WHAT NEEDS TO BE DONE. Wherever a line holds the word "Threshold", copy that line out.

PROVIDED DATA.
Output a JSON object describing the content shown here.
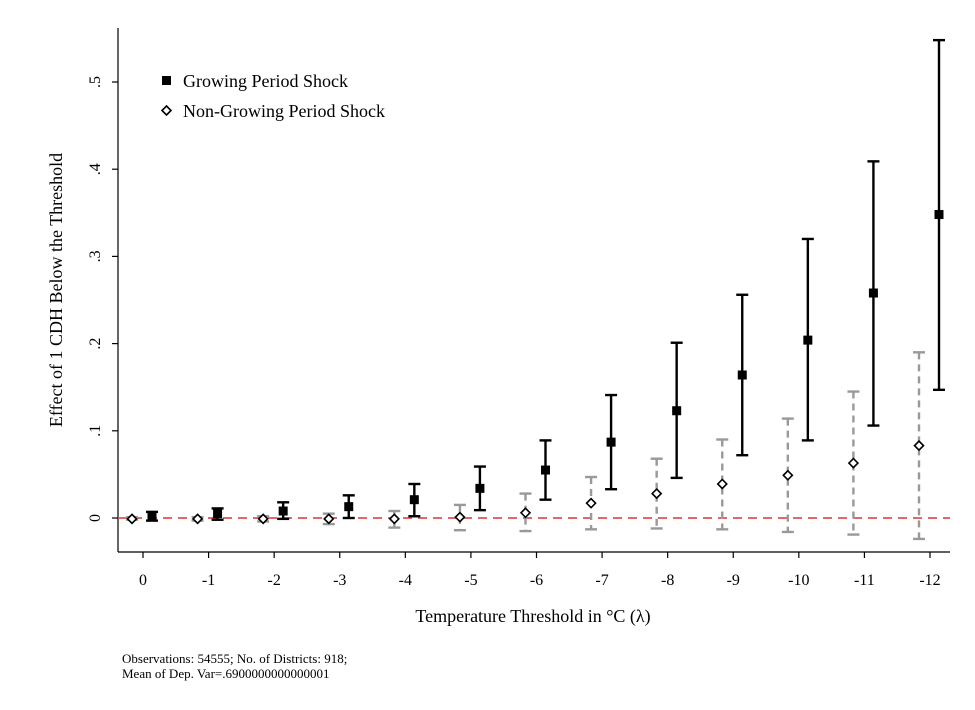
{
  "chart_data": {
    "type": "scatter",
    "x_categories": [
      "0",
      "-1",
      "-2",
      "-3",
      "-4",
      "-5",
      "-6",
      "-7",
      "-8",
      "-9",
      "-10",
      "-11",
      "-12"
    ],
    "xlabel": "Temperature Threshold in °C (λ)",
    "ylabel": "Effect of 1 CDH Below the Threshold",
    "y_ticks": [
      0,
      0.1,
      0.2,
      0.3,
      0.4,
      0.5
    ],
    "y_tick_labels": [
      "0",
      ".1",
      ".2",
      ".3",
      ".4",
      ".5"
    ],
    "ylim": [
      -0.04,
      0.56
    ],
    "reference_line": {
      "y": 0,
      "color": "#e05050",
      "style": "dashed"
    },
    "legend_position": "top-left",
    "series": [
      {
        "name": "Growing Period Shock",
        "marker": "square",
        "color": "#000000",
        "errorbar_style": "solid",
        "values": [
          0.003,
          0.005,
          0.008,
          0.013,
          0.021,
          0.034,
          0.055,
          0.087,
          0.123,
          0.164,
          0.204,
          0.258,
          0.348
        ],
        "ci_low": [
          -0.003,
          -0.002,
          -0.001,
          0.0,
          0.002,
          0.009,
          0.021,
          0.033,
          0.046,
          0.072,
          0.089,
          0.106,
          0.147
        ],
        "ci_high": [
          0.007,
          0.011,
          0.018,
          0.026,
          0.039,
          0.059,
          0.089,
          0.141,
          0.201,
          0.256,
          0.32,
          0.409,
          0.548
        ]
      },
      {
        "name": "Non-Growing Period Shock",
        "marker": "diamond",
        "color": "#000000",
        "errorbar_color": "#999999",
        "errorbar_style": "dashed",
        "values": [
          -0.001,
          -0.001,
          -0.001,
          -0.001,
          -0.001,
          0.001,
          0.006,
          0.017,
          0.028,
          0.039,
          0.049,
          0.063,
          0.083
        ],
        "ci_low": [
          -0.002,
          -0.003,
          -0.004,
          -0.007,
          -0.011,
          -0.014,
          -0.015,
          -0.013,
          -0.012,
          -0.013,
          -0.016,
          -0.019,
          -0.024
        ],
        "ci_high": [
          0.001,
          0.001,
          0.002,
          0.005,
          0.008,
          0.015,
          0.028,
          0.047,
          0.068,
          0.09,
          0.114,
          0.145,
          0.19
        ]
      }
    ]
  },
  "notes": {
    "line1": "Observations: 54555; No. of Districts: 918;",
    "line2": "Mean of Dep. Var=.6900000000000001"
  }
}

SOLUTION TO THIS TASK.
    "xlabel": "Temperature Threshold in °C (λ)",
    "ylabel": "Effect of 1 CDH Below the Threshold",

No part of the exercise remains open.